Image region annotations:
>>>>

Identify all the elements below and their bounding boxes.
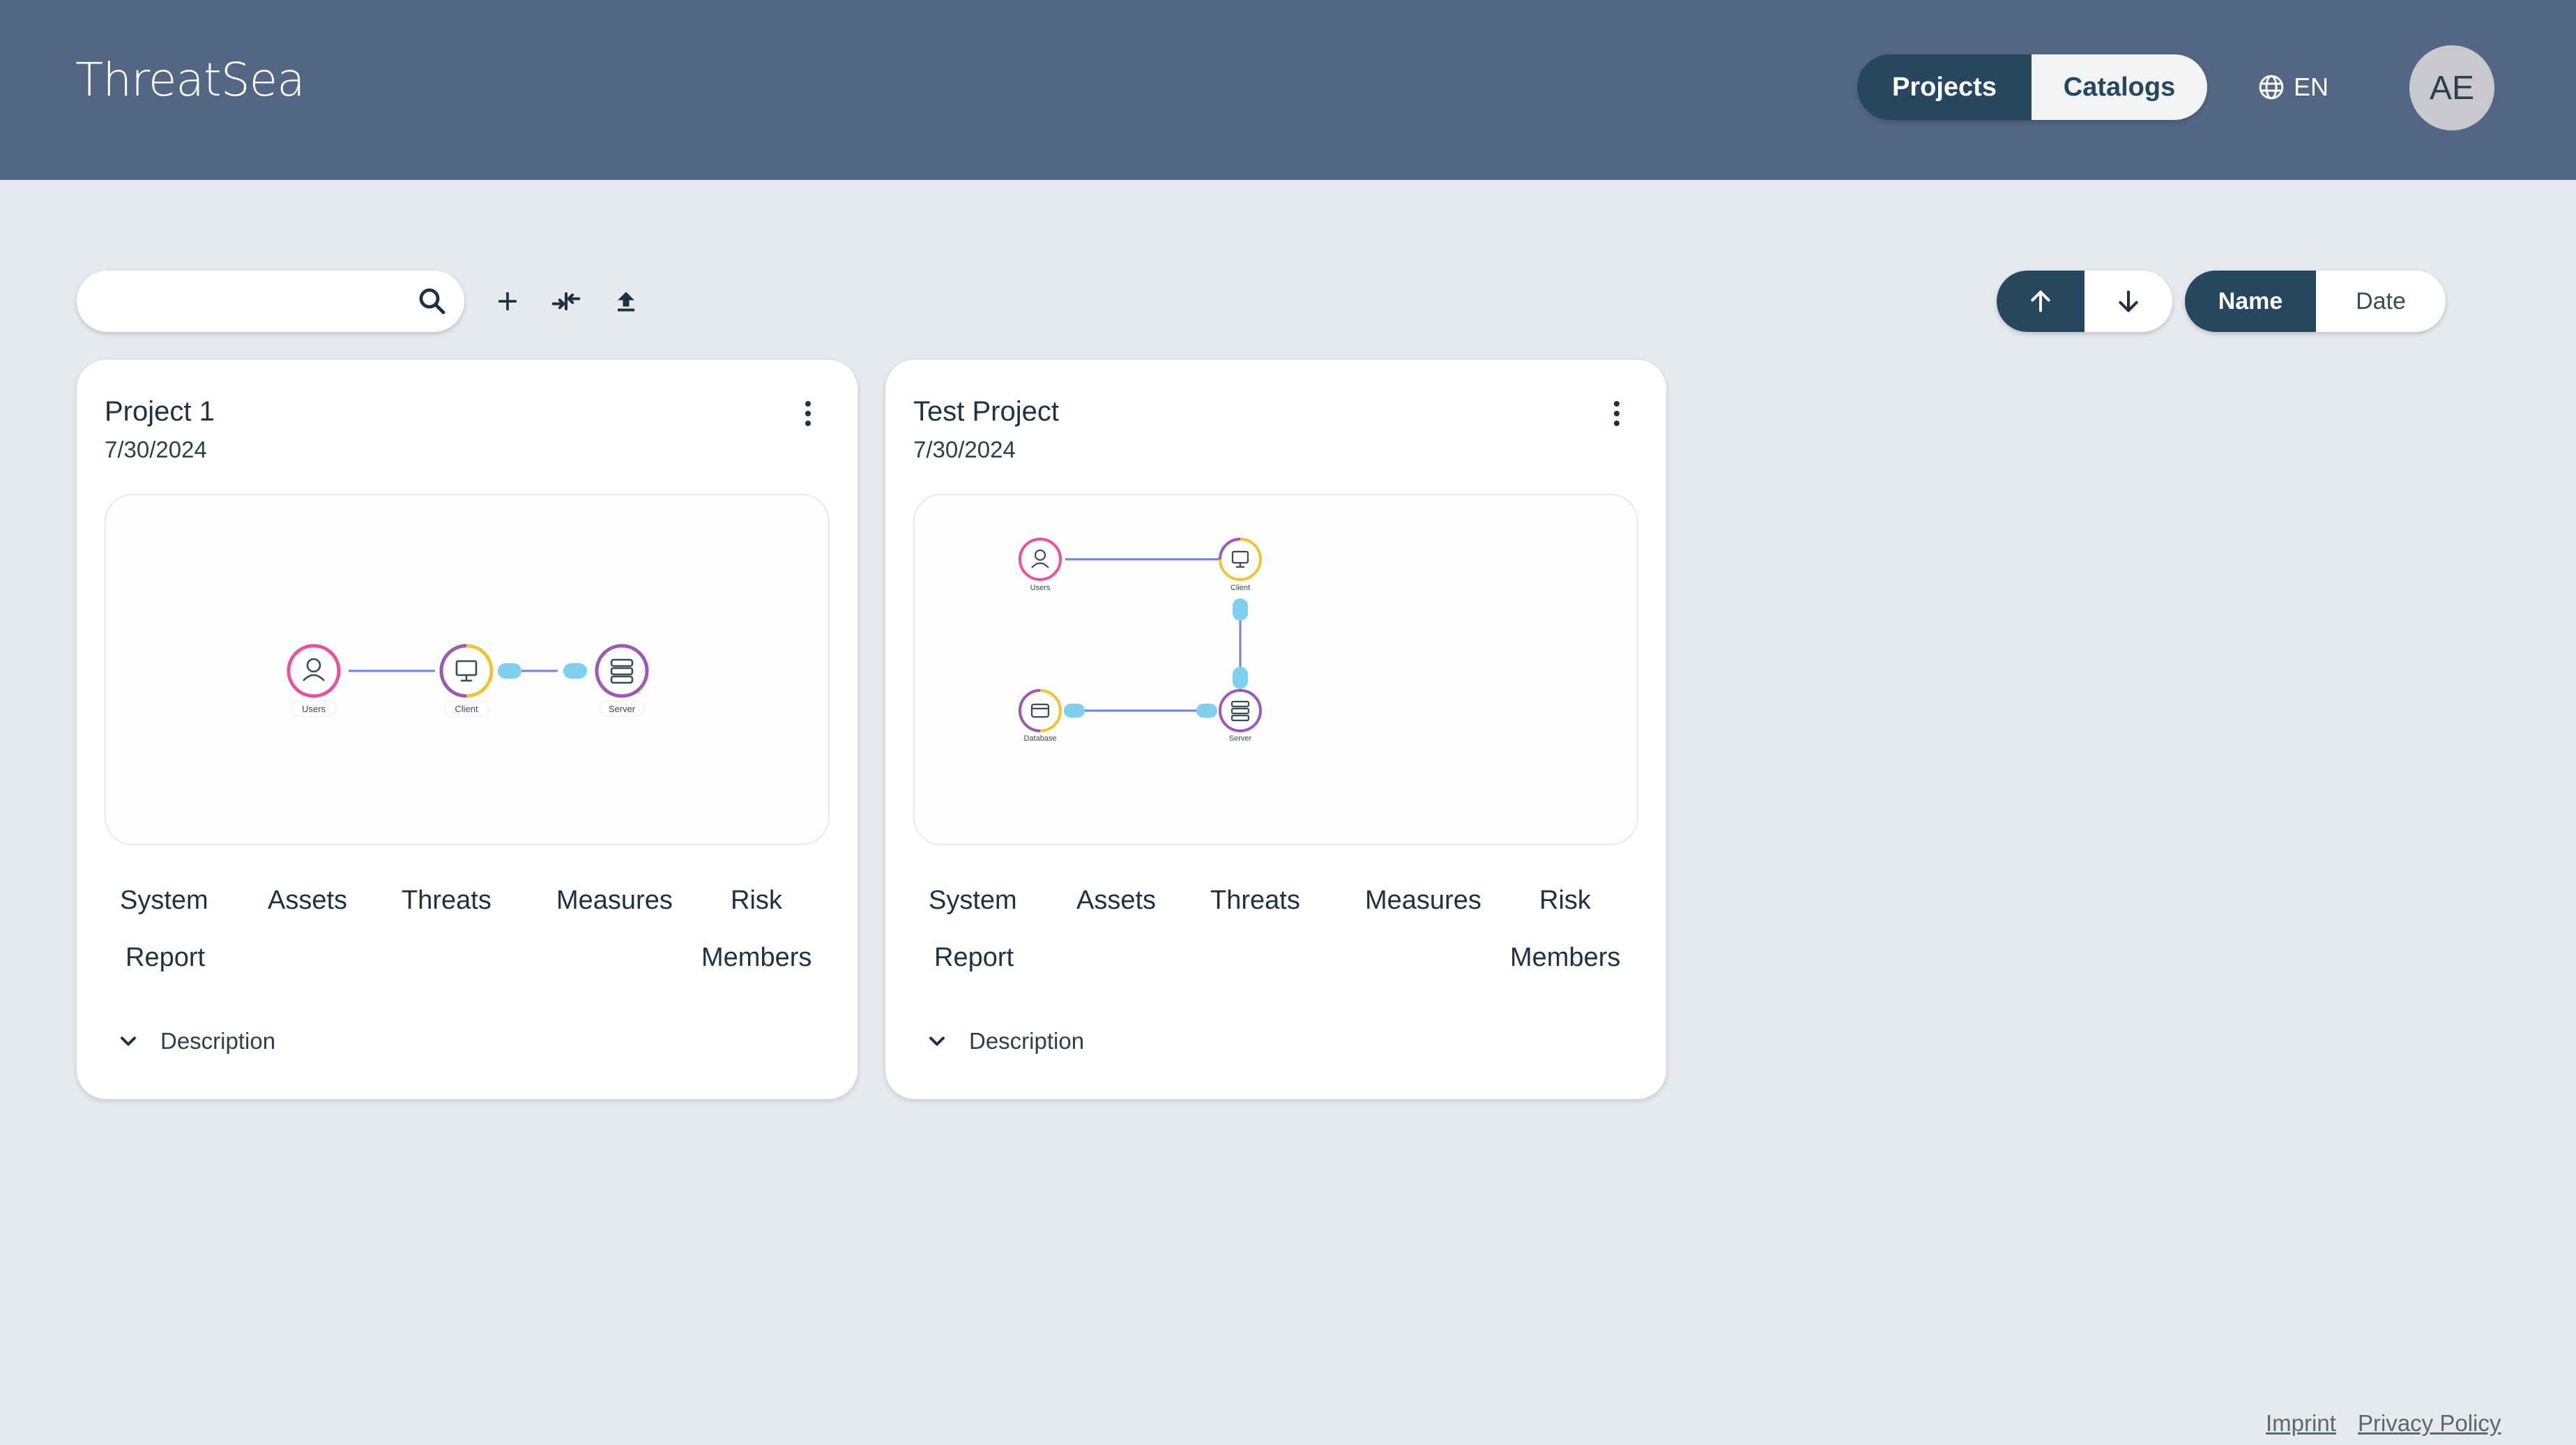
search-input[interactable] [98, 280, 404, 322]
project-date: 7/30/2024 [913, 437, 1016, 462]
diagram-canvas: Users Client Server [287, 644, 649, 717]
description-label: Description [160, 1028, 276, 1054]
diagram-node-database: Database [1018, 689, 1062, 743]
more-vert-icon[interactable] [798, 396, 818, 431]
import-compare-button[interactable] [548, 283, 584, 319]
diagram-node-client: Client [1219, 538, 1262, 592]
project-title[interactable]: Project 1 [105, 396, 215, 428]
sort-key-toggle: Name Date [2185, 271, 2446, 332]
diagram-node-server: Server [1219, 689, 1262, 743]
diagram-connector [1064, 704, 1085, 718]
project-title[interactable]: Test Project [913, 396, 1059, 428]
privacy-policy-link[interactable]: Privacy Policy [2358, 1410, 2501, 1437]
diagram-label: Users [1030, 584, 1051, 592]
globe-icon [2259, 75, 2284, 100]
nav-catalogs-button[interactable]: Catalogs [2032, 54, 2207, 120]
diagram-node-client: Client [439, 644, 494, 717]
compare-arrows-icon [551, 292, 581, 311]
project-link-system[interactable]: System [105, 880, 224, 921]
project-link-threats[interactable]: Threats [386, 880, 507, 921]
upload-icon [618, 292, 634, 312]
project-search [77, 271, 464, 332]
system-diagram-preview[interactable]: Users Client Server [105, 494, 830, 845]
diagram-connector [563, 663, 587, 679]
main-nav-toggle: Projects Catalogs [1857, 54, 2207, 120]
diagram-node-server: Server [595, 644, 649, 717]
diagram-label: Database [1023, 734, 1056, 743]
sort-by-date-button[interactable]: Date [2316, 271, 2446, 332]
description-label: Description [969, 1028, 1085, 1054]
diagram-label: Client [1230, 584, 1250, 592]
project-link-members[interactable]: Members [686, 937, 827, 978]
diagram-connector [1233, 667, 1248, 689]
project-link-system[interactable]: System [913, 880, 1032, 921]
chevron-down-icon [929, 1036, 945, 1046]
diagram-label: Server [609, 704, 636, 714]
diagram-label: Users [302, 704, 326, 714]
project-link-measures[interactable]: Measures [1350, 880, 1497, 921]
description-toggle[interactable]: Description [924, 1028, 1084, 1054]
diagram-connector [498, 663, 521, 679]
description-toggle[interactable]: Description [116, 1028, 275, 1054]
sort-by-name-button[interactable]: Name [2185, 271, 2316, 332]
project-link-threats[interactable]: Threats [1195, 880, 1316, 921]
diagram-label: Server [1229, 734, 1252, 743]
arrow-down-icon [2119, 290, 2138, 312]
project-link-risk[interactable]: Risk [715, 880, 798, 921]
diagram-node-users: Users [1019, 538, 1062, 592]
imprint-link[interactable]: Imprint [2266, 1410, 2336, 1437]
plus-icon [498, 292, 517, 311]
diagram-node-users: Users [287, 644, 341, 717]
project-link-report[interactable]: Report [110, 937, 220, 978]
project-link-assets[interactable]: Assets [1061, 880, 1171, 921]
arrow-up-icon [2031, 290, 2050, 312]
nav-projects-button[interactable]: Projects [1857, 54, 2032, 120]
project-link-measures[interactable]: Measures [541, 880, 688, 921]
threatsea-logo[interactable]: ThreatSea [75, 53, 305, 107]
sort-ascending-button[interactable] [1997, 271, 2085, 332]
project-card: Test Project 7/30/2024 Users Client Data… [885, 360, 1666, 1099]
language-selector[interactable]: EN [2257, 70, 2329, 105]
project-link-risk[interactable]: Risk [1524, 880, 1606, 921]
diagram-connector [1196, 704, 1217, 718]
diagram-canvas: Users Client Database Server [1018, 538, 1262, 743]
project-link-assets[interactable]: Assets [252, 880, 363, 921]
project-card: Project 1 7/30/2024 Users Client Server … [77, 360, 858, 1099]
diagram-connector [1233, 598, 1248, 621]
more-vert-icon[interactable] [1606, 396, 1627, 431]
project-link-report[interactable]: Report [919, 937, 1029, 978]
system-diagram-preview[interactable]: Users Client Database Server [913, 494, 1638, 845]
user-avatar[interactable]: AE [2409, 45, 2494, 130]
diagram-label: Client [455, 704, 478, 714]
upload-project-button[interactable] [608, 283, 644, 319]
language-label: EN [2294, 73, 2329, 101]
chevron-down-icon [121, 1036, 136, 1046]
sort-descending-button[interactable] [2085, 271, 2172, 332]
project-link-members[interactable]: Members [1495, 937, 1636, 978]
app-header: ThreatSea Projects Catalogs EN AE [0, 0, 2576, 180]
add-project-button[interactable] [489, 283, 526, 319]
project-date: 7/30/2024 [105, 437, 207, 462]
search-icon[interactable] [416, 285, 449, 318]
sort-direction-toggle [1997, 271, 2172, 332]
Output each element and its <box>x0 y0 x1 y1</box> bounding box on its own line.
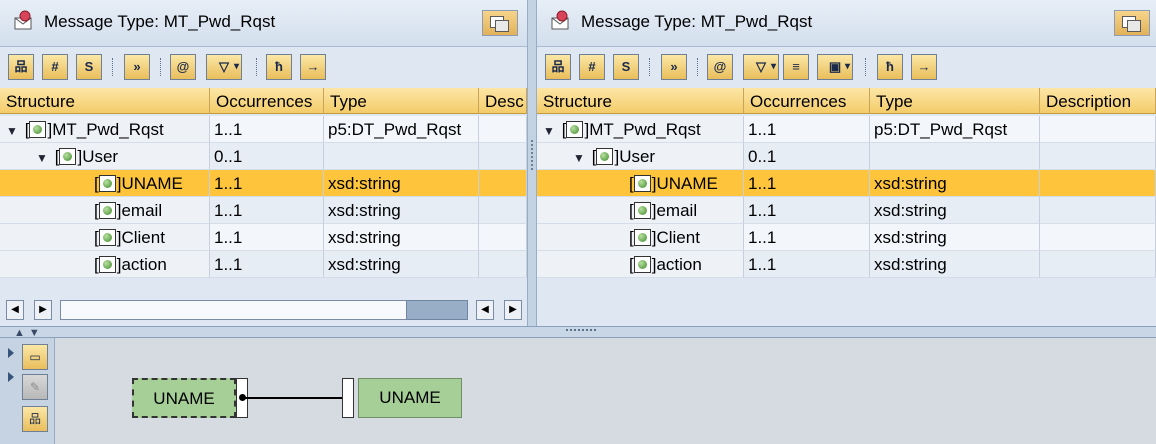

<<<<

Goal:
Can you write out all the records again with "diagram-connector" swapped for "diagram-edge" throughout, leaving everything else unchanged and omitting the pictures?

Response to the exercise:
Identify all the elements below and their bounding boxes.
search-input[interactable] [98, 280, 404, 322]
project-date: 7/30/2024 [913, 437, 1016, 462]
diagram-canvas: Users Client Server [287, 644, 649, 717]
description-label: Description [160, 1028, 276, 1054]
diagram-node-database: Database [1018, 689, 1062, 743]
more-vert-icon[interactable] [798, 396, 818, 431]
import-compare-button[interactable] [548, 283, 584, 319]
diagram-node-client: Client [1219, 538, 1262, 592]
project-title[interactable]: Project 1 [105, 396, 215, 428]
sort-key-toggle: Name Date [2185, 271, 2446, 332]
diagram-node-server: Server [1219, 689, 1262, 743]
diagram-edge [1064, 704, 1085, 718]
project-title[interactable]: Test Project [913, 396, 1059, 428]
privacy-policy-link[interactable]: Privacy Policy [2358, 1410, 2501, 1437]
diagram-label: Users [1030, 584, 1051, 592]
globe-icon [2259, 75, 2284, 100]
nav-catalogs-button[interactable]: Catalogs [2032, 54, 2207, 120]
diagram-node-client: Client [439, 644, 494, 717]
compare-arrows-icon [551, 292, 581, 311]
project-link-system[interactable]: System [105, 880, 224, 921]
project-link-threats[interactable]: Threats [386, 880, 507, 921]
upload-icon [618, 292, 634, 312]
project-search [77, 271, 464, 332]
system-diagram-preview[interactable]: Users Client Server [105, 494, 830, 845]
diagram-edge [563, 663, 587, 679]
main-nav-toggle: Projects Catalogs [1857, 54, 2207, 120]
diagram-node-server: Server [595, 644, 649, 717]
diagram-label: Database [1023, 734, 1056, 743]
sort-by-date-button[interactable]: Date [2316, 271, 2446, 332]
description-label: Description [969, 1028, 1085, 1054]
diagram-label: Client [1230, 584, 1250, 592]
project-link-members[interactable]: Members [686, 937, 827, 978]
diagram-edge [1233, 667, 1248, 689]
project-link-system[interactable]: System [913, 880, 1032, 921]
chevron-down-icon [929, 1036, 945, 1046]
diagram-label: Server [609, 704, 636, 714]
diagram-label: Users [302, 704, 326, 714]
project-link-measures[interactable]: Measures [1350, 880, 1497, 921]
description-toggle[interactable]: Description [924, 1028, 1084, 1054]
diagram-edge [498, 663, 521, 679]
description-toggle[interactable]: Description [116, 1028, 275, 1054]
sort-by-name-button[interactable]: Name [2185, 271, 2316, 332]
project-link-threats[interactable]: Threats [1195, 880, 1316, 921]
diagram-label: Server [1229, 734, 1252, 743]
arrow-down-icon [2119, 290, 2138, 312]
project-link-risk[interactable]: Risk [715, 880, 798, 921]
diagram-node-users: Users [1019, 538, 1062, 592]
imprint-link[interactable]: Imprint [2266, 1410, 2336, 1437]
plus-icon [498, 292, 517, 311]
diagram-node-users: Users [287, 644, 341, 717]
project-link-report[interactable]: Report [110, 937, 220, 978]
project-link-assets[interactable]: Assets [1061, 880, 1171, 921]
arrow-up-icon [2031, 290, 2050, 312]
nav-projects-button[interactable]: Projects [1857, 54, 2032, 120]
project-link-measures[interactable]: Measures [541, 880, 688, 921]
threatsea-logo[interactable]: ThreatSea [75, 53, 305, 107]
sort-ascending-button[interactable] [1997, 271, 2085, 332]
project-card: Test Project 7/30/2024 Users Client Data… [885, 360, 1666, 1099]
language-selector[interactable]: EN [2257, 70, 2329, 105]
project-link-risk[interactable]: Risk [1524, 880, 1606, 921]
diagram-edge [1196, 704, 1217, 718]
diagram-canvas: Users Client Database Server [1018, 538, 1262, 743]
project-link-assets[interactable]: Assets [252, 880, 363, 921]
project-card: Project 1 7/30/2024 Users Client Server … [77, 360, 858, 1099]
diagram-edge [1233, 598, 1248, 621]
more-vert-icon[interactable] [1606, 396, 1627, 431]
project-link-report[interactable]: Report [919, 937, 1029, 978]
system-diagram-preview[interactable]: Users Client Database Server [913, 494, 1638, 845]
user-avatar[interactable]: AE [2409, 45, 2494, 130]
diagram-label: Client [455, 704, 478, 714]
upload-project-button[interactable] [608, 283, 644, 319]
language-label: EN [2294, 73, 2329, 101]
chevron-down-icon [121, 1036, 136, 1046]
sort-descending-button[interactable] [2085, 271, 2172, 332]
project-link-members[interactable]: Members [1495, 937, 1636, 978]
app-header: ThreatSea Projects Catalogs EN AE [0, 0, 2576, 180]
add-project-button[interactable] [489, 283, 526, 319]
project-date: 7/30/2024 [105, 437, 207, 462]
search-icon[interactable] [416, 285, 449, 318]
sort-direction-toggle [1997, 271, 2172, 332]
Output each element and its <box>x0 y0 x1 y1</box> bounding box on its own line.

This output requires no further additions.